# GIVEN REQUEST:
Write every record out again exactly as given.
:: LISTED RECORDS
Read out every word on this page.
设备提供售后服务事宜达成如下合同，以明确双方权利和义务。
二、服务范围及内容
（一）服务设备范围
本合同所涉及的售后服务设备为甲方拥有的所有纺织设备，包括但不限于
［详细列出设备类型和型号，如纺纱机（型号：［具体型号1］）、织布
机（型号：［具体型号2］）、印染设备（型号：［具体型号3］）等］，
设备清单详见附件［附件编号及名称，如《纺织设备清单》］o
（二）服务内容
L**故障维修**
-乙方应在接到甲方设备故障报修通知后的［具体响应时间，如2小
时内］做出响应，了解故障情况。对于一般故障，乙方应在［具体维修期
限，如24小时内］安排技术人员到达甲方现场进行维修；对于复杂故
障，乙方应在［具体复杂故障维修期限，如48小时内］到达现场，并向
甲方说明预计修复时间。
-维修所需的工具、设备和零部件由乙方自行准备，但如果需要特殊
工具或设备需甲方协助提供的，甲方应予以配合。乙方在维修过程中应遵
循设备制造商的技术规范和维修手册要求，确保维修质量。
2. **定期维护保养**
::::
# EXERCISE RESPONSE:
Read out every word on this page.
设备提供售后服务事宜达成如下合同，以明确双方权利和义务。
二、服务范围及内容
（一）服务设备范围
本合同所涉及的售后服务设备为甲方拥有的所有纺织设备，包括但不限于
［详细列出设备类型和型号，如纺纱机（型号：［具体型号1］）、织布
机（型号：［具体型号2］）、印染设备（型号：［具体型号3］）等］，
设备清单详见附件［附件编号及名称，如《纺织设备清单》］o
（二）服务内容
L**故障维修**
-乙方应在接到甲方设备故障报修通知后的［具体响应时间，如2小
时内］做出响应，了解故障情况。对于一般故障，乙方应在［具体维修期
限，如24小时内］安排技术人员到达甲方现场进行维修；对于复杂故
障，乙方应在［具体复杂故障维修期限，如48小时内］到达现场，并向
甲方说明预计修复时间。
-维修所需的工具、设备和零部件由乙方自行准备，但如果需要特殊
工具或设备需甲方协助提供的，甲方应予以配合。乙方在维修过程中应遵
循设备制造商的技术规范和维修手册要求，确保维修质量。
2. **定期维护保养**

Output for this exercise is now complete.